→ The request:
Copy all lines below containing "Владимирский".

--------------------------------------------------

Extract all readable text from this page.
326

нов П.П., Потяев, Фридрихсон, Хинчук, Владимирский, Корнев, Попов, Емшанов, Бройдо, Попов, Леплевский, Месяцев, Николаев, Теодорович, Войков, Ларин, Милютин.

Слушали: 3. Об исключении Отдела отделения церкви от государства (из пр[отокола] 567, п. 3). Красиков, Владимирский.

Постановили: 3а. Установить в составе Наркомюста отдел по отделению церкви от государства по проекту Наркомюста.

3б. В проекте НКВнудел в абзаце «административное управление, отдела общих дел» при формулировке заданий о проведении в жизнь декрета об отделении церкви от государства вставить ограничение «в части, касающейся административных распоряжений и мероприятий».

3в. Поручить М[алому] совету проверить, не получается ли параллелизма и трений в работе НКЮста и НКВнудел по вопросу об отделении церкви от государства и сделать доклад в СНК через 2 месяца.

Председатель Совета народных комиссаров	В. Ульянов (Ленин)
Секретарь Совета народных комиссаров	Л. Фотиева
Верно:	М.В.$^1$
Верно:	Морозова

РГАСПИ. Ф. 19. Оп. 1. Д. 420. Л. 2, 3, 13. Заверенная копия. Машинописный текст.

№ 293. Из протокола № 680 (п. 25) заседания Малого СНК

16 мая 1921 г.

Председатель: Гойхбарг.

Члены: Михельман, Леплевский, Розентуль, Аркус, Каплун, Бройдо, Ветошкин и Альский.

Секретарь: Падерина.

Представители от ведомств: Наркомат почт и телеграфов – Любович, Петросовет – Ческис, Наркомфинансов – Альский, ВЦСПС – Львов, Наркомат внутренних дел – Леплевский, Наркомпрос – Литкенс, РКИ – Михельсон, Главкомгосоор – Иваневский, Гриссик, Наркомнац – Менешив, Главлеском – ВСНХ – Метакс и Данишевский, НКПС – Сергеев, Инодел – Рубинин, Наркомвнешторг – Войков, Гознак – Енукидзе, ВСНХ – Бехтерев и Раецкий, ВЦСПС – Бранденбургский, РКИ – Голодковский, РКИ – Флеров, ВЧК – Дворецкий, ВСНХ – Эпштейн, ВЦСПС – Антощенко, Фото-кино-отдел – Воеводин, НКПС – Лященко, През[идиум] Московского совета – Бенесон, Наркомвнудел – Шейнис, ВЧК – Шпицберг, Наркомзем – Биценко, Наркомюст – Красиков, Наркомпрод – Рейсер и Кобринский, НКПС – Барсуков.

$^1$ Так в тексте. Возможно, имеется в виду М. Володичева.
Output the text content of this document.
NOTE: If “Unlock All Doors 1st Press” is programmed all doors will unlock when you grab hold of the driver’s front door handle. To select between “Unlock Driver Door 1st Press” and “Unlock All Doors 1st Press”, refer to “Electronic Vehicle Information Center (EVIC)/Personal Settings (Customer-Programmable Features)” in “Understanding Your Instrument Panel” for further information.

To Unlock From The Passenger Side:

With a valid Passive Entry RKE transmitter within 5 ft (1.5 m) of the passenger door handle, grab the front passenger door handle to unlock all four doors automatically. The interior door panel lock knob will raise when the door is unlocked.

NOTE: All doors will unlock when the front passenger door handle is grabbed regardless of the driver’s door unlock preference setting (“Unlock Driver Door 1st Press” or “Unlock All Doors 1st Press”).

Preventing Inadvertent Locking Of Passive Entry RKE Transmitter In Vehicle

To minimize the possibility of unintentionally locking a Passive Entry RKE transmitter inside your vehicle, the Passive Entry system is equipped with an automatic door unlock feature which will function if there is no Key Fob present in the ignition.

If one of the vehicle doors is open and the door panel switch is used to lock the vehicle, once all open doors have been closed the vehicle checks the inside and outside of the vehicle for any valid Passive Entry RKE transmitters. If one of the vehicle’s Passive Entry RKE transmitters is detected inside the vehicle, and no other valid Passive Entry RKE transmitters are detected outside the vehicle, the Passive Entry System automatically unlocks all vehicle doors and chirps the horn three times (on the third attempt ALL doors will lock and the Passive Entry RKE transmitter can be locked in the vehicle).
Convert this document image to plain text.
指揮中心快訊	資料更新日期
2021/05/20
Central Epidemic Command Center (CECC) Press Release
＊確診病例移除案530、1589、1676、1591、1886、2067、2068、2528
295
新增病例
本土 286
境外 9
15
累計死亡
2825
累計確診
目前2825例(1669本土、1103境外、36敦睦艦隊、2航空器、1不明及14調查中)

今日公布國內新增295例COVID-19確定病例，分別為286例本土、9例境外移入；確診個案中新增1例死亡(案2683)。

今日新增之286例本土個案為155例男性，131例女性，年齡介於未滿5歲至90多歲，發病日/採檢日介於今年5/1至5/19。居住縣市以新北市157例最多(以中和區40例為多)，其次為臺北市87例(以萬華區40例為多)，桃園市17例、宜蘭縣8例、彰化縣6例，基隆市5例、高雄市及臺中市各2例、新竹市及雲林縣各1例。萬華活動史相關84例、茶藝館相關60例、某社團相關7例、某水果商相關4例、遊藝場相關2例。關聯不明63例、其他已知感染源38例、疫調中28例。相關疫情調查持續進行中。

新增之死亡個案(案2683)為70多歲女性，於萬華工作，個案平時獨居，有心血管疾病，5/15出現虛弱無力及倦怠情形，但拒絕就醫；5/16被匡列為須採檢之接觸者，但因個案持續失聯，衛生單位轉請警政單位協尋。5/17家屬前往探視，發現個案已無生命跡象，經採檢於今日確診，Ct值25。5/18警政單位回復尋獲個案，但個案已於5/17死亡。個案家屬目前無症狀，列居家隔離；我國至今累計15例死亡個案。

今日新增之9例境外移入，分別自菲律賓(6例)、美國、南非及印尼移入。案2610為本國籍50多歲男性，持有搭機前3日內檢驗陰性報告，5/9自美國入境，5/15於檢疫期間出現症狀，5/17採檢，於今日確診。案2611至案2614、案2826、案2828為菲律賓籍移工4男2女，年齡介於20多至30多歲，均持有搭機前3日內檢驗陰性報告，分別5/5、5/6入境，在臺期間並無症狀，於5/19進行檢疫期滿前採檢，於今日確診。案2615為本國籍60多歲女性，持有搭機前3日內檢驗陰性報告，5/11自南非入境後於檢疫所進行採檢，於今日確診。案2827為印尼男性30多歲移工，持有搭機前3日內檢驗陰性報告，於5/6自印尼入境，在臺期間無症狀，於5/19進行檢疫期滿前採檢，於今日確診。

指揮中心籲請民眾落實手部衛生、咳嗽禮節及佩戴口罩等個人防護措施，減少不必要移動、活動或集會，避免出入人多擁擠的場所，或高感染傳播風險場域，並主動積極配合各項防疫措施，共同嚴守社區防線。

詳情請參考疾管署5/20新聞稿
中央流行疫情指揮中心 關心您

--------------------------------------------------

→ Reply to the task:
нов П.П., Потяев, Фридрихсон, Хинчук, Владимирский, Корнев, Попов, Емшанов, Бройдо, Попов, Леплевский, Месяцев, Николаев, Теодорович, Войков, Ларин, Милютин.
Слушали: 3. Об исключении Отдела отделения церкви от государства (из пр[отокола] 567, п. 3). Красиков, Владимирский.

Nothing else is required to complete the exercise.